*What the task requires*
Return the records that follow, matching each one exactly.

Chart and figure data:
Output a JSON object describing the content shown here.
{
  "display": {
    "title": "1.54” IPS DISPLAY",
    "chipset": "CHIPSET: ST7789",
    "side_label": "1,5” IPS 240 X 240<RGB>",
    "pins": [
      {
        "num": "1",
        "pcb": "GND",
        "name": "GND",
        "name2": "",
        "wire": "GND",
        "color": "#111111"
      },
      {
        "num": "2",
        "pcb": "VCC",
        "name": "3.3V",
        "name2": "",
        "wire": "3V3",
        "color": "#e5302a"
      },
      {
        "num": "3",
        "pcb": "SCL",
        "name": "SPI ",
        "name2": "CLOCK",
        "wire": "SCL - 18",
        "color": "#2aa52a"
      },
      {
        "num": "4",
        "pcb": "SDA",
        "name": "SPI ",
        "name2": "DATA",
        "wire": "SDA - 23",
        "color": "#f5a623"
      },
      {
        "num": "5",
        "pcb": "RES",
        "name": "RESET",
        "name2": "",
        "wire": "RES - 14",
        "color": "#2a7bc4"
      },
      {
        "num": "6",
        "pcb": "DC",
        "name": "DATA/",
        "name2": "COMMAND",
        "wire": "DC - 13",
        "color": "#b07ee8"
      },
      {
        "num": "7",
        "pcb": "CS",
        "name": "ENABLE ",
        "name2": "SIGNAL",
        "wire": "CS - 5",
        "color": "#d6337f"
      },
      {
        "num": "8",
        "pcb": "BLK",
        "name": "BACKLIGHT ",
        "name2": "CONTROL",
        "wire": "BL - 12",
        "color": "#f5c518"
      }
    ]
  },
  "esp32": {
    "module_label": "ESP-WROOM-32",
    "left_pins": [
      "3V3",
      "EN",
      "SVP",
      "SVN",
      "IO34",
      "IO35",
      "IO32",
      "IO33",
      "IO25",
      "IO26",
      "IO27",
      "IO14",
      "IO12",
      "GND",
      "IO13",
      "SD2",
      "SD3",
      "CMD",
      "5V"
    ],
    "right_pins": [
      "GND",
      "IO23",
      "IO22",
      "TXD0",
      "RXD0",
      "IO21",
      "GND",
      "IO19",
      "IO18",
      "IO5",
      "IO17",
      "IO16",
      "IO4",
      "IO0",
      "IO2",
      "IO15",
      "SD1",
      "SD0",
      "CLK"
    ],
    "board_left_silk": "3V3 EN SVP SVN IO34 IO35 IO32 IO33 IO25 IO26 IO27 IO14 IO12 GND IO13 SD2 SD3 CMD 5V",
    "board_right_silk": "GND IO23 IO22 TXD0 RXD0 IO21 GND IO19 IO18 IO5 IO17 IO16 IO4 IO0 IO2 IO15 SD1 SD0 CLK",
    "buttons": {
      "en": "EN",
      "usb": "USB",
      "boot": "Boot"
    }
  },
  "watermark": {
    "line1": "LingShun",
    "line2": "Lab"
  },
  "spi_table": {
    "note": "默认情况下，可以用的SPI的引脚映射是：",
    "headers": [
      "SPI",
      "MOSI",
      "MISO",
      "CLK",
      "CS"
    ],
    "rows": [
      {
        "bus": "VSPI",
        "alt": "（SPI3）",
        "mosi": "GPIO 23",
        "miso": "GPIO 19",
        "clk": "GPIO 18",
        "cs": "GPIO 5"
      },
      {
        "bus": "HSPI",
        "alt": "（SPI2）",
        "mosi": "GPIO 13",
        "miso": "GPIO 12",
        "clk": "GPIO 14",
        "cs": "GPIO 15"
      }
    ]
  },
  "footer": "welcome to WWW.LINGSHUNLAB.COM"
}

*Task output*
Output a JSON object describing the content shown here.
{
  "display": {
    "title": "1.54” IPS DISPLAY",
    "chipset": "CHIPSET: ST7789",
    "side_label": "1,5” IPS 240 X 240<RGB>",
    "pins": [
      {
        "num": "1",
        "pcb": "GND",
        "name": "GND",
        "name2": "",
        "wire": "GND",
        "color": "#111111"
      },
      {
        "num": "2",
        "pcb": "VCC",
        "name": "3.3V",
        "name2": "",
        "wire": "3V3",
        "color": "#e5302a"
      },
      {
        "num": "3",
        "pcb": "SCL",
        "name": "SPI ",
        "name2": "CLOCK",
        "wire": "SCL - 18",
        "color": "#2aa52a"
      },
      {
        "num": "4",
        "pcb": "SDA",
        "name": "SPI ",
        "name2": "DATA",
        "wire": "SDA - 23",
        "color": "#f5a623"
      },
      {
        "num": "5",
        "pcb": "RES",
        "name": "RESET",
        "name2": "",
        "wire": "RES - 14",
        "color": "#2a7bc4"
      },
      {
        "num": "6",
        "pcb": "DC",
        "name": "DATA/",
        "name2": "COMMAND",
        "wire": "DC - 13",
        "color": "#b07ee8"
      },
      {
        "num": "7",
        "pcb": "CS",
        "name": "ENABLE ",
        "name2": "SIGNAL",
        "wire": "CS - 5",
        "color": "#d6337f"
      },
      {
        "num": "8",
        "pcb": "BLK",
        "name": "BACKLIGHT ",
        "name2": "CONTROL",
        "wire": "BL - 12",
        "color": "#f5c518"
      }
    ]
  },
  "esp32": {
    "module_label": "ESP-WROOM-32",
    "left_pins": [
      "3V3",
      "EN",
      "SVP",
      "SVN",
      "IO34",
      "IO35",
      "IO32",
      "IO33",
      "IO25",
      "IO26",
      "IO27",
      "IO14",
      "IO12",
      "GND",
      "IO13",
      "SD2",
      "SD3",
      "CMD",
      "5V"
    ],
    "right_pins": [
      "GND",
      "IO23",
      "IO22",
      "TXD0",
      "RXD0",
      "IO21",
      "GND",
      "IO19",
      "IO18",
      "IO5",
      "IO17",
      "IO16",
      "IO4",
      "IO0",
      "IO2",
      "IO15",
      "SD1",
      "SD0",
      "CLK"
    ],
    "board_left_silk": "3V3 EN SVP SVN IO34 IO35 IO32 IO33 IO25 IO26 IO27 IO14 IO12 GND IO13 SD2 SD3 CMD 5V",
    "board_right_silk": "GND IO23 IO22 TXD0 RXD0 IO21 GND IO19 IO18 IO5 IO17 IO16 IO4 IO0 IO2 IO15 SD1 SD0 CLK",
    "buttons": {
      "en": "EN",
      "usb": "USB",
      "boot": "Boot"
    }
  },
  "watermark": {
    "line1": "LingShun",
    "line2": "Lab"
  },
  "spi_table": {
    "note": "默认情况下，可以用的SPI的引脚映射是：",
    "headers": [
      "SPI",
      "MOSI",
      "MISO",
      "CLK",
      "CS"
    ],
    "rows": [
      {
        "bus": "VSPI",
        "alt": "（SPI3）",
        "mosi": "GPIO 23",
        "miso": "GPIO 19",
        "clk": "GPIO 18",
        "cs": "GPIO 5"
      },
      {
        "bus": "HSPI",
        "alt": "（SPI2）",
        "mosi": "GPIO 13",
        "miso": "GPIO 12",
        "clk": "GPIO 14",
        "cs": "GPIO 15"
      }
    ]
  },
  "footer": "welcome to WWW.LINGSHUNLAB.COM"
}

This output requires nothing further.